▶ What is needed
Search the data for the word "name" and copy every line that contains it.

▶ Data section
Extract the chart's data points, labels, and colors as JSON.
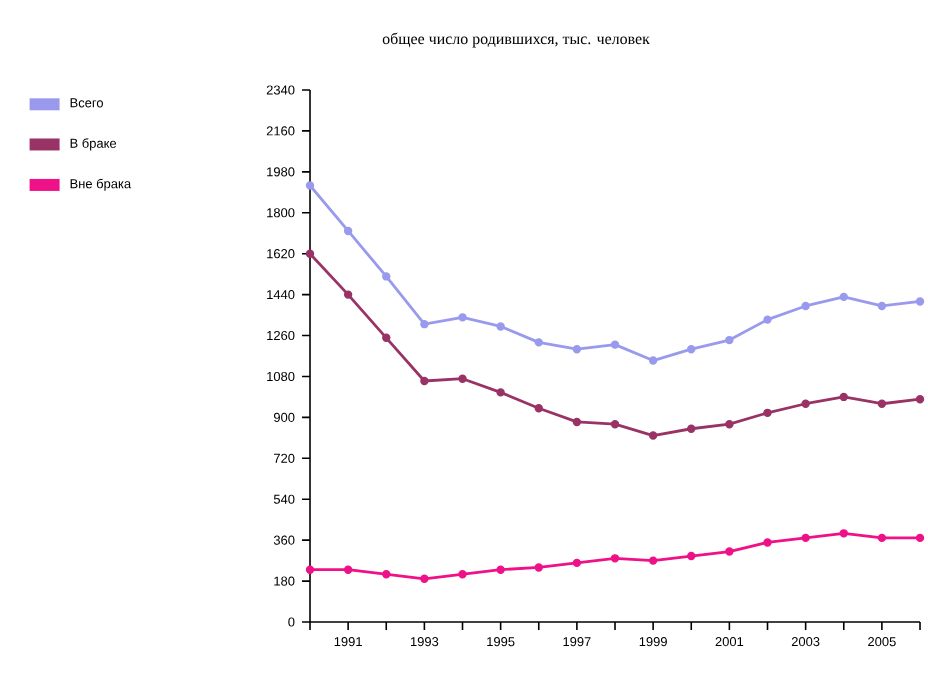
{
  "chart_data": {
    "type": "line",
    "title": "общее число родившихся, тыс. человек",
    "x": [
      1990,
      1991,
      1992,
      1993,
      1994,
      1995,
      1996,
      1997,
      1998,
      1999,
      2000,
      2001,
      2002,
      2003,
      2004,
      2005,
      2006
    ],
    "series": [
      {
        "name": "Всего",
        "color": "#9999ee",
        "values": [
          1920,
          1720,
          1520,
          1310,
          1340,
          1300,
          1230,
          1200,
          1220,
          1150,
          1200,
          1240,
          1330,
          1390,
          1430,
          1390,
          1410
        ]
      },
      {
        "name": "В браке",
        "color": "#993366",
        "values": [
          1620,
          1440,
          1250,
          1060,
          1070,
          1010,
          940,
          880,
          870,
          820,
          850,
          870,
          920,
          960,
          990,
          960,
          980
        ]
      },
      {
        "name": "Вне брака",
        "color": "#ee1188",
        "values": [
          230,
          230,
          210,
          190,
          210,
          230,
          240,
          260,
          280,
          270,
          290,
          310,
          350,
          370,
          390,
          370,
          370
        ]
      }
    ],
    "xlim": [
      1990,
      2006
    ],
    "xticks": [
      {
        "value": 1990,
        "label": null
      },
      1991,
      {
        "value": 1992,
        "label": null
      },
      1993,
      {
        "value": 1994,
        "label": null
      },
      1995,
      {
        "value": 1996,
        "label": null
      },
      1997,
      {
        "value": 1998,
        "label": null
      },
      1999,
      {
        "value": 2000,
        "label": null
      },
      2001,
      {
        "value": 2002,
        "label": null
      },
      2003,
      {
        "value": 2004,
        "label": null
      },
      2005,
      {
        "value": 2006,
        "label": null
      }
    ],
    "ylim": [
      0,
      2340
    ],
    "yticks": [
      0,
      180,
      360,
      540,
      720,
      900,
      1080,
      1260,
      1440,
      1620,
      1800,
      1980,
      2160,
      2340
    ],
    "legend": "top left",
    "marker": "circle",
    "line_style": "solid",
    "grid": false
  }
}
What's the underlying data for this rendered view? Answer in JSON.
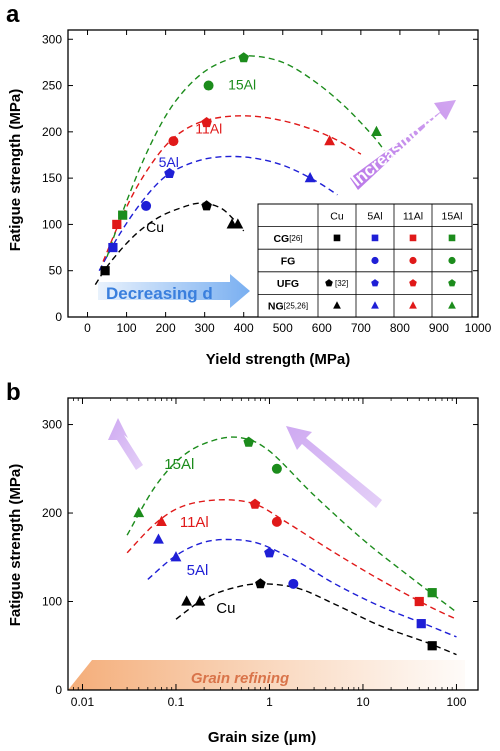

▶ Worked solution
        "name": "Всего",
        "name": "В браке",
        "name": "Вне брака",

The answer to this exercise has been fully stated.